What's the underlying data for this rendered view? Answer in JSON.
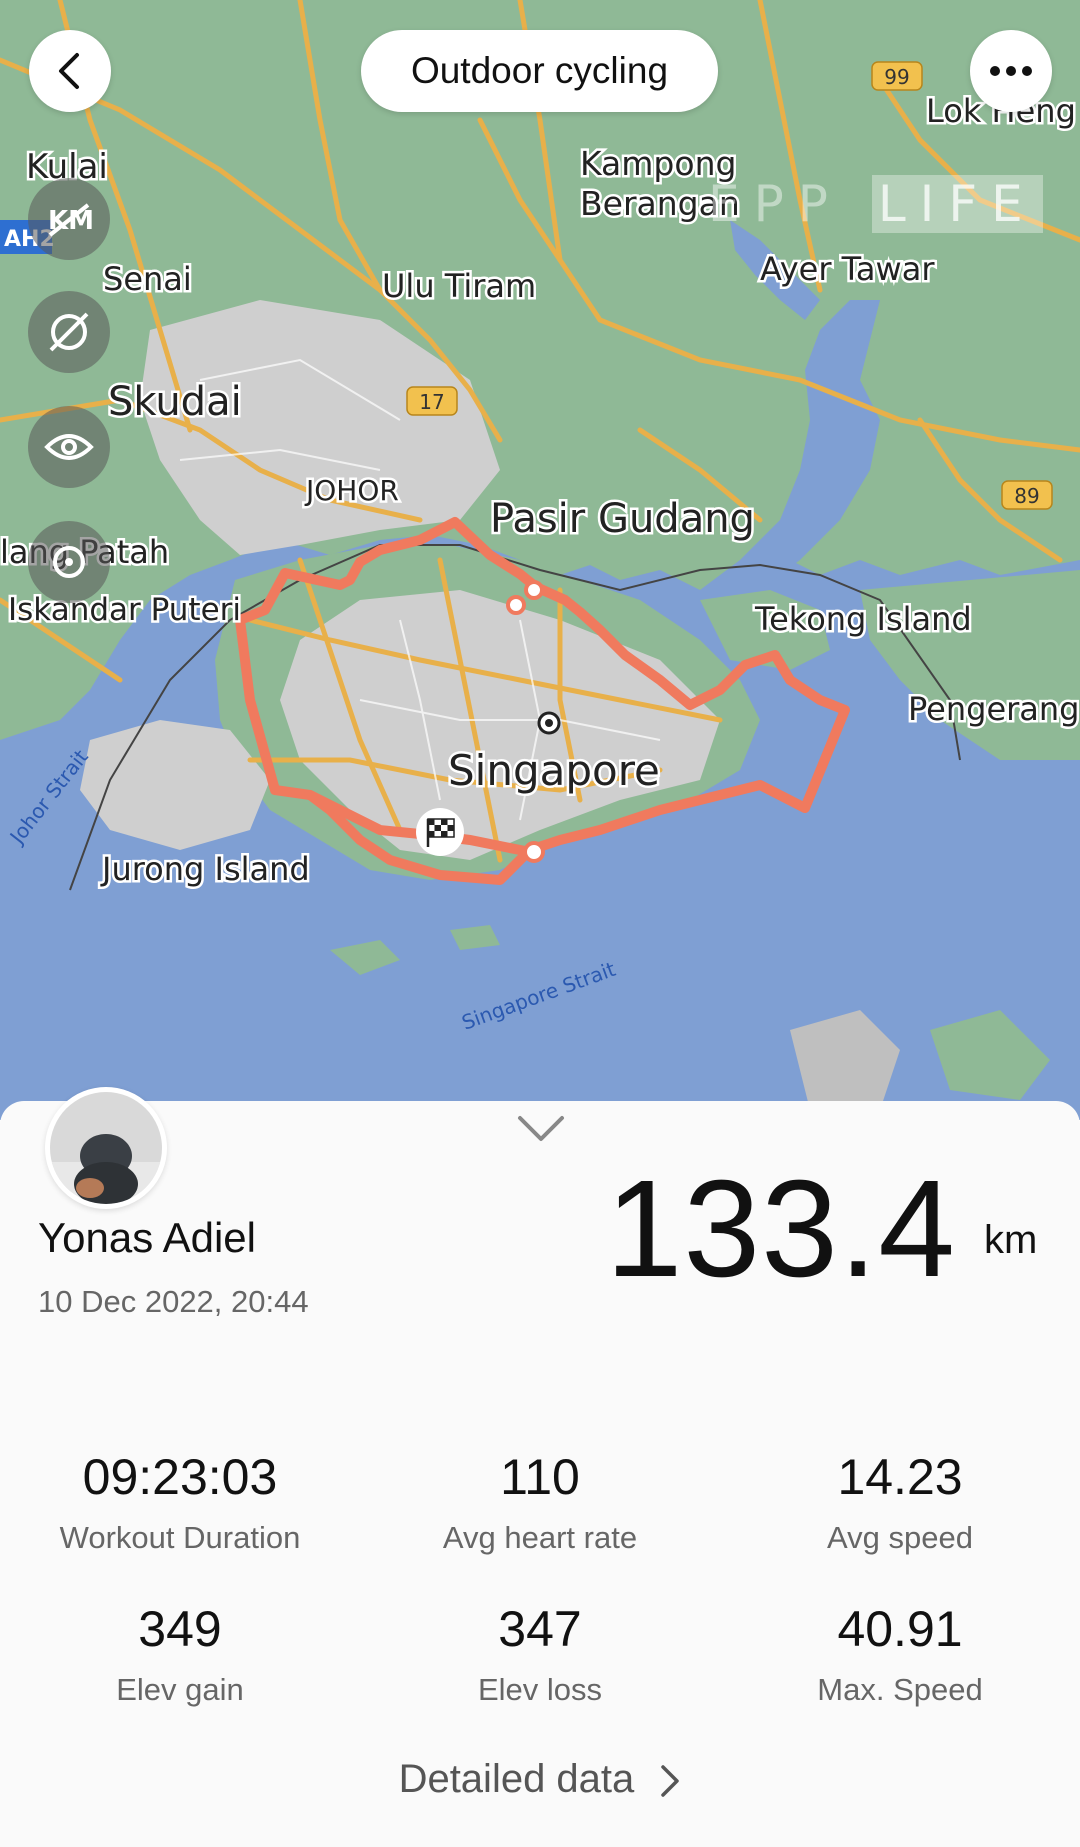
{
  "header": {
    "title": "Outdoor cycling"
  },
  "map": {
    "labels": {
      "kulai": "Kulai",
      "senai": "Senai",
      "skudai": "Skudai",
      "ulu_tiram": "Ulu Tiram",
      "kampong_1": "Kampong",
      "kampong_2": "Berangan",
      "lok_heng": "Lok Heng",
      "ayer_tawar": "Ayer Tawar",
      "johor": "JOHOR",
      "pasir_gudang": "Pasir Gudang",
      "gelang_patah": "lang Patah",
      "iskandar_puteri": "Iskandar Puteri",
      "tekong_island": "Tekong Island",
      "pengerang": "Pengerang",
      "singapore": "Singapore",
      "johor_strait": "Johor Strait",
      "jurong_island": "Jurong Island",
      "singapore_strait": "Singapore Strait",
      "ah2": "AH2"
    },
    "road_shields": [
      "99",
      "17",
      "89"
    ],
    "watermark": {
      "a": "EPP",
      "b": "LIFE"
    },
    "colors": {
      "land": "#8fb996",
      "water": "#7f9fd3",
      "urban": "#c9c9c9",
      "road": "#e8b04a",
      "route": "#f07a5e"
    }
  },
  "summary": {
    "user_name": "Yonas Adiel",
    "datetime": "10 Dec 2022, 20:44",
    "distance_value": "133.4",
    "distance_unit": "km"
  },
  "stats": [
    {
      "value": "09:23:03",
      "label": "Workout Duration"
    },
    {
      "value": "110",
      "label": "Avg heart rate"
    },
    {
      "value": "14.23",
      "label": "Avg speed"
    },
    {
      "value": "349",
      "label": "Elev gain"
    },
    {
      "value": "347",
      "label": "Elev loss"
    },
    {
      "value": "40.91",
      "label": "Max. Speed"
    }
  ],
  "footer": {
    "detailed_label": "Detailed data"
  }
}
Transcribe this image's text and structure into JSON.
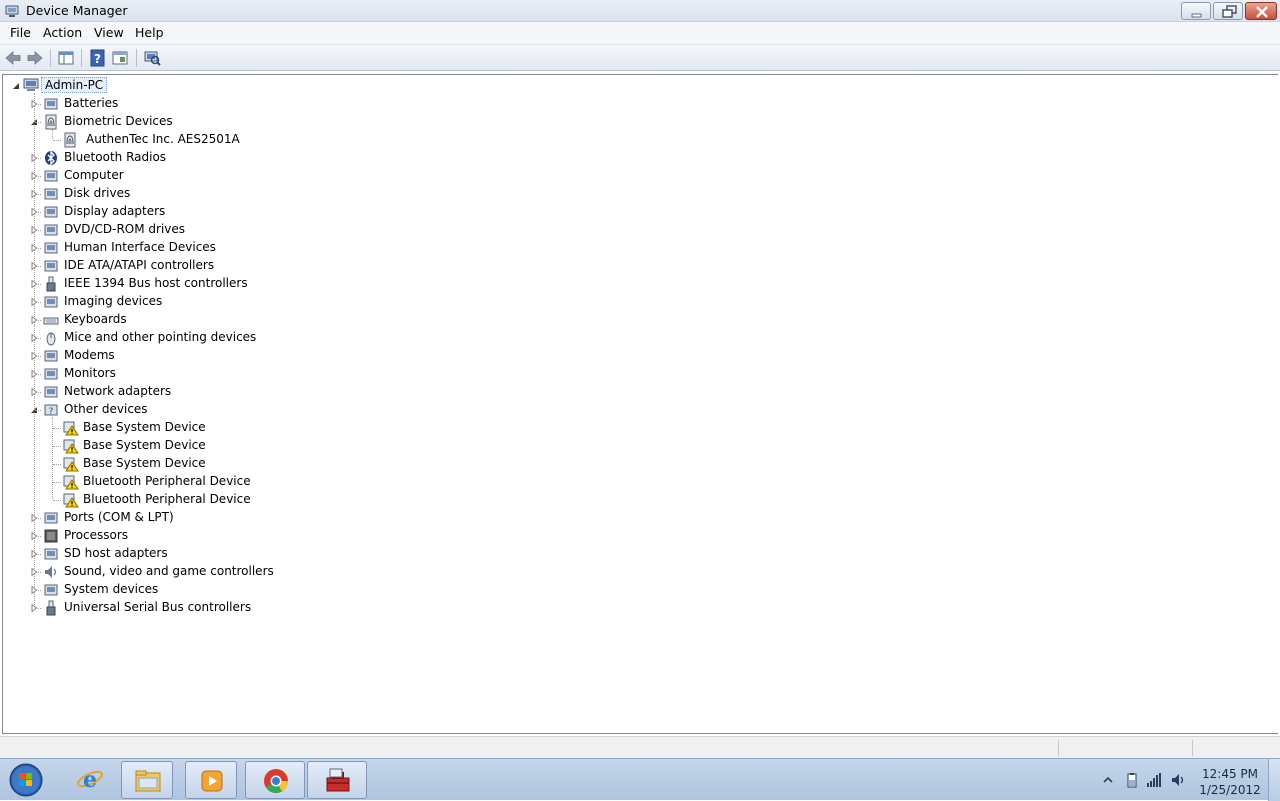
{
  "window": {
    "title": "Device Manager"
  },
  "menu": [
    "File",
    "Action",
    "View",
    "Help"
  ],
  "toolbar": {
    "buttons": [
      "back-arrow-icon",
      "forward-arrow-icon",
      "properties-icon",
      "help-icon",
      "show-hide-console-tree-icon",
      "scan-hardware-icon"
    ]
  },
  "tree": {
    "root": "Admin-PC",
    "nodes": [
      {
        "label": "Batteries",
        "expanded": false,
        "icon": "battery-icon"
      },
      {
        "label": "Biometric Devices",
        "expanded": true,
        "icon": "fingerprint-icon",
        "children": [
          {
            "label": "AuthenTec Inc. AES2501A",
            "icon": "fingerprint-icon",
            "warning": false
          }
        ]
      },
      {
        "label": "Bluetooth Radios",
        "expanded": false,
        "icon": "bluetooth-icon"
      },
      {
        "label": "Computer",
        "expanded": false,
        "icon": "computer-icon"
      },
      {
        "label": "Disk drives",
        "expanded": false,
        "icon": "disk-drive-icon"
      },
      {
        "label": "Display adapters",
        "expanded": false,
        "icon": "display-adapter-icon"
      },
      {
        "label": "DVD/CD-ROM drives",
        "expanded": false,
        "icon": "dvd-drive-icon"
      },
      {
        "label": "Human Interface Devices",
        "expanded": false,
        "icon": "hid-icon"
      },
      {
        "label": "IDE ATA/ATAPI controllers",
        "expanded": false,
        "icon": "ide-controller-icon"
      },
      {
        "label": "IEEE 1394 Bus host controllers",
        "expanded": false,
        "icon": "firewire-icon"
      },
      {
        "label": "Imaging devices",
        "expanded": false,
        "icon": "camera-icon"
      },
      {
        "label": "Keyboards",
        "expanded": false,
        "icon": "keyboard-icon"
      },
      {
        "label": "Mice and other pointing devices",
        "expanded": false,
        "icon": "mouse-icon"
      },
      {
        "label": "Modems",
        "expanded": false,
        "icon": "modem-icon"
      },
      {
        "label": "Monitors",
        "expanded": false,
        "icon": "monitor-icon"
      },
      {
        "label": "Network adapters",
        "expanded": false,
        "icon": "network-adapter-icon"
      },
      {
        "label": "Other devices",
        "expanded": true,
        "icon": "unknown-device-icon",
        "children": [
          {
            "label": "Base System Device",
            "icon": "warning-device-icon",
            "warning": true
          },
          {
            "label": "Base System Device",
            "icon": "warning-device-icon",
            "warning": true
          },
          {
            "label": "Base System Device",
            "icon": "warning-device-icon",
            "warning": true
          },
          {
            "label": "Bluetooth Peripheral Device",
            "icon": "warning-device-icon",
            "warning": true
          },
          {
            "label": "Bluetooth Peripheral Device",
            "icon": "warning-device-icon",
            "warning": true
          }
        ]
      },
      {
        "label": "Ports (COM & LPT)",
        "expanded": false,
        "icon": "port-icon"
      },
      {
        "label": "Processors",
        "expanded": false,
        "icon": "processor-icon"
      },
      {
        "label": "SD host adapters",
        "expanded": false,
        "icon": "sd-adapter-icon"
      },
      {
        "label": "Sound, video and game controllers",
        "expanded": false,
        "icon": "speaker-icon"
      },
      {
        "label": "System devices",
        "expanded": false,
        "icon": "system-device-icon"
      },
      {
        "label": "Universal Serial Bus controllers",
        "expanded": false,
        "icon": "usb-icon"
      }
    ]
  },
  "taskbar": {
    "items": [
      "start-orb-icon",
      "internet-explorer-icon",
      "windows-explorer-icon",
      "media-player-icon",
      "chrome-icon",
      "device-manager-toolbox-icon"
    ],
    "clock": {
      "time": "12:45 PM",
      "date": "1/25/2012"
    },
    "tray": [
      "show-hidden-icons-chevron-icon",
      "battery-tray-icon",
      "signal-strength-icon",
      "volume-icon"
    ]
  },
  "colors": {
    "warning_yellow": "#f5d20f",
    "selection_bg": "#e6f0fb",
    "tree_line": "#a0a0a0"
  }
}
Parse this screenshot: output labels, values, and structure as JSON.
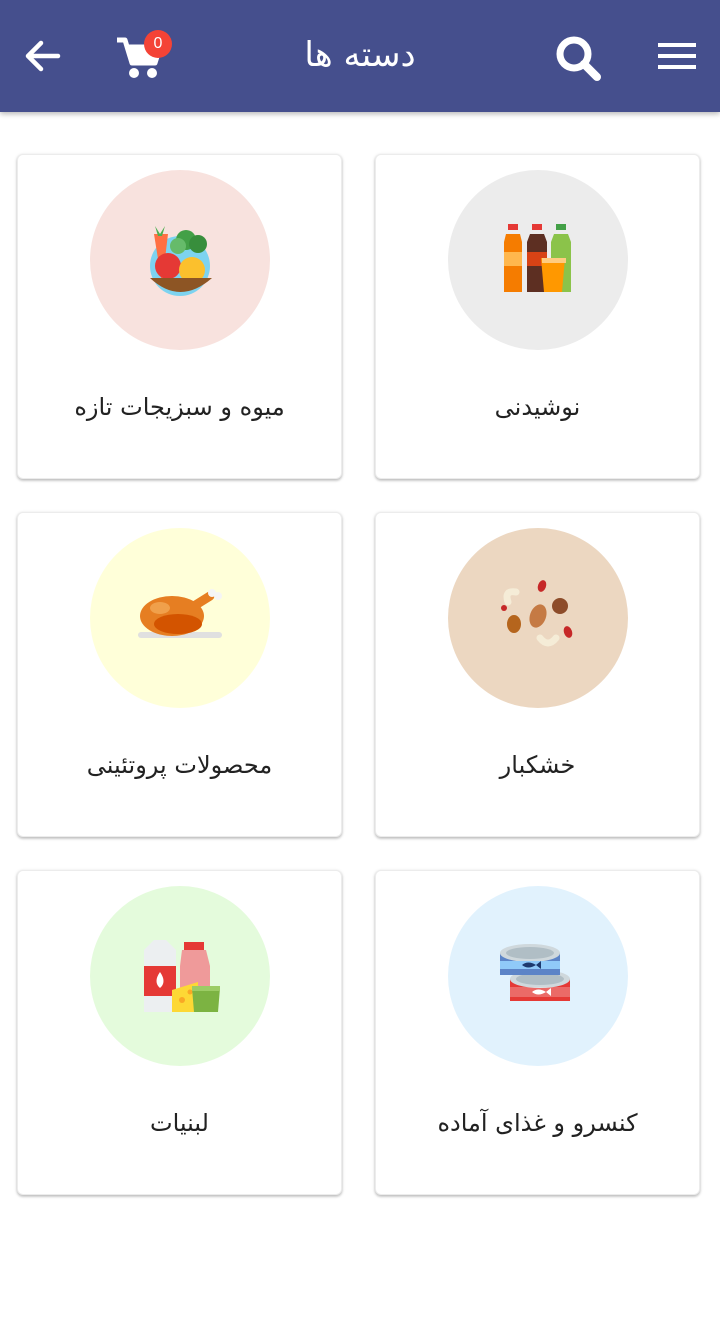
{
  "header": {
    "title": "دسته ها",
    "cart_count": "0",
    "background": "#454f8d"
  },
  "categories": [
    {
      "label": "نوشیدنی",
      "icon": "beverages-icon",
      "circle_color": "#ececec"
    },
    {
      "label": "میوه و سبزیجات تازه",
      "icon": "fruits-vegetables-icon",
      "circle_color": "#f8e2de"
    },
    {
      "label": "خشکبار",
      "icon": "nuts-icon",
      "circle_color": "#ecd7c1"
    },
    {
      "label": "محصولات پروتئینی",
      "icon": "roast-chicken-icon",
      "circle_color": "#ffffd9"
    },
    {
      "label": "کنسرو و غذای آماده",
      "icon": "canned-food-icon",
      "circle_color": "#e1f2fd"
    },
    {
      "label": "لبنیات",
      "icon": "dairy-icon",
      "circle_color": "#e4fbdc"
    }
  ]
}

========================================

What you are asked to do => All entries must be written out again exactly as given, with no pictures in the copy.

Answer to this exercise =>
What's the underlying data for this rendered view? Answer in JSON.
{
  "header": {
    "title": "Outdoor cycling"
  },
  "map": {
    "labels": {
      "kulai": "Kulai",
      "senai": "Senai",
      "skudai": "Skudai",
      "ulu_tiram": "Ulu Tiram",
      "kampong_1": "Kampong",
      "kampong_2": "Berangan",
      "lok_heng": "Lok Heng",
      "ayer_tawar": "Ayer Tawar",
      "johor": "JOHOR",
      "pasir_gudang": "Pasir Gudang",
      "gelang_patah": "lang Patah",
      "iskandar_puteri": "Iskandar Puteri",
      "tekong_island": "Tekong Island",
      "pengerang": "Pengerang",
      "singapore": "Singapore",
      "johor_strait": "Johor Strait",
      "jurong_island": "Jurong Island",
      "singapore_strait": "Singapore Strait",
      "ah2": "AH2"
    },
    "road_shields": [
      "99",
      "17",
      "89"
    ],
    "watermark": {
      "a": "EPP",
      "b": "LIFE"
    },
    "colors": {
      "land": "#8fb996",
      "water": "#7f9fd3",
      "urban": "#c9c9c9",
      "road": "#e8b04a",
      "route": "#f07a5e"
    }
  },
  "summary": {
    "user_name": "Yonas Adiel",
    "datetime": "10 Dec 2022, 20:44",
    "distance_value": "133.4",
    "distance_unit": "km"
  },
  "stats": [
    {
      "value": "09:23:03",
      "label": "Workout Duration"
    },
    {
      "value": "110",
      "label": "Avg heart rate"
    },
    {
      "value": "14.23",
      "label": "Avg speed"
    },
    {
      "value": "349",
      "label": "Elev gain"
    },
    {
      "value": "347",
      "label": "Elev loss"
    },
    {
      "value": "40.91",
      "label": "Max. Speed"
    }
  ],
  "footer": {
    "detailed_label": "Detailed data"
  }
}
Transcribe this image's text and structure into JSON.
{
  "window": {
    "title": "Device Manager"
  },
  "menu": [
    "File",
    "Action",
    "View",
    "Help"
  ],
  "toolbar": {
    "buttons": [
      "back-arrow-icon",
      "forward-arrow-icon",
      "properties-icon",
      "help-icon",
      "show-hide-console-tree-icon",
      "scan-hardware-icon"
    ]
  },
  "tree": {
    "root": "Admin-PC",
    "nodes": [
      {
        "label": "Batteries",
        "expanded": false,
        "icon": "battery-icon"
      },
      {
        "label": "Biometric Devices",
        "expanded": true,
        "icon": "fingerprint-icon",
        "children": [
          {
            "label": "AuthenTec Inc. AES2501A",
            "icon": "fingerprint-icon",
            "warning": false
          }
        ]
      },
      {
        "label": "Bluetooth Radios",
        "expanded": false,
        "icon": "bluetooth-icon"
      },
      {
        "label": "Computer",
        "expanded": false,
        "icon": "computer-icon"
      },
      {
        "label": "Disk drives",
        "expanded": false,
        "icon": "disk-drive-icon"
      },
      {
        "label": "Display adapters",
        "expanded": false,
        "icon": "display-adapter-icon"
      },
      {
        "label": "DVD/CD-ROM drives",
        "expanded": false,
        "icon": "dvd-drive-icon"
      },
      {
        "label": "Human Interface Devices",
        "expanded": false,
        "icon": "hid-icon"
      },
      {
        "label": "IDE ATA/ATAPI controllers",
        "expanded": false,
        "icon": "ide-controller-icon"
      },
      {
        "label": "IEEE 1394 Bus host controllers",
        "expanded": false,
        "icon": "firewire-icon"
      },
      {
        "label": "Imaging devices",
        "expanded": false,
        "icon": "camera-icon"
      },
      {
        "label": "Keyboards",
        "expanded": false,
        "icon": "keyboard-icon"
      },
      {
        "label": "Mice and other pointing devices",
        "expanded": false,
        "icon": "mouse-icon"
      },
      {
        "label": "Modems",
        "expanded": false,
        "icon": "modem-icon"
      },
      {
        "label": "Monitors",
        "expanded": false,
        "icon": "monitor-icon"
      },
      {
        "label": "Network adapters",
        "expanded": false,
        "icon": "network-adapter-icon"
      },
      {
        "label": "Other devices",
        "expanded": true,
        "icon": "unknown-device-icon",
        "children": [
          {
            "label": "Base System Device",
            "icon": "warning-device-icon",
            "warning": true
          },
          {
            "label": "Base System Device",
            "icon": "warning-device-icon",
            "warning": true
          },
          {
            "label": "Base System Device",
            "icon": "warning-device-icon",
            "warning": true
          },
          {
            "label": "Bluetooth Peripheral Device",
            "icon": "warning-device-icon",
            "warning": true
          },
          {
            "label": "Bluetooth Peripheral Device",
            "icon": "warning-device-icon",
            "warning": true
          }
        ]
      },
      {
        "label": "Ports (COM & LPT)",
        "expanded": false,
        "icon": "port-icon"
      },
      {
        "label": "Processors",
        "expanded": false,
        "icon": "processor-icon"
      },
      {
        "label": "SD host adapters",
        "expanded": false,
        "icon": "sd-adapter-icon"
      },
      {
        "label": "Sound, video and game controllers",
        "expanded": false,
        "icon": "speaker-icon"
      },
      {
        "label": "System devices",
        "expanded": false,
        "icon": "system-device-icon"
      },
      {
        "label": "Universal Serial Bus controllers",
        "expanded": false,
        "icon": "usb-icon"
      }
    ]
  },
  "taskbar": {
    "items": [
      "start-orb-icon",
      "internet-explorer-icon",
      "windows-explorer-icon",
      "media-player-icon",
      "chrome-icon",
      "device-manager-toolbox-icon"
    ],
    "clock": {
      "time": "12:45 PM",
      "date": "1/25/2012"
    },
    "tray": [
      "show-hidden-icons-chevron-icon",
      "battery-tray-icon",
      "signal-strength-icon",
      "volume-icon"
    ]
  },
  "colors": {
    "warning_yellow": "#f5d20f",
    "selection_bg": "#e6f0fb",
    "tree_line": "#a0a0a0"
  }
}
Parse this screenshot: output labels, values, and structure as JSON.
{
  "header": {
    "title": "دسته ها",
    "cart_count": "0",
    "background": "#454f8d"
  },
  "categories": [
    {
      "label": "نوشیدنی",
      "icon": "beverages-icon",
      "circle_color": "#ececec"
    },
    {
      "label": "میوه و سبزیجات تازه",
      "icon": "fruits-vegetables-icon",
      "circle_color": "#f8e2de"
    },
    {
      "label": "خشکبار",
      "icon": "nuts-icon",
      "circle_color": "#ecd7c1"
    },
    {
      "label": "محصولات پروتئینی",
      "icon": "roast-chicken-icon",
      "circle_color": "#ffffd9"
    },
    {
      "label": "کنسرو و غذای آماده",
      "icon": "canned-food-icon",
      "circle_color": "#e1f2fd"
    },
    {
      "label": "لبنیات",
      "icon": "dairy-icon",
      "circle_color": "#e4fbdc"
    }
  ]
}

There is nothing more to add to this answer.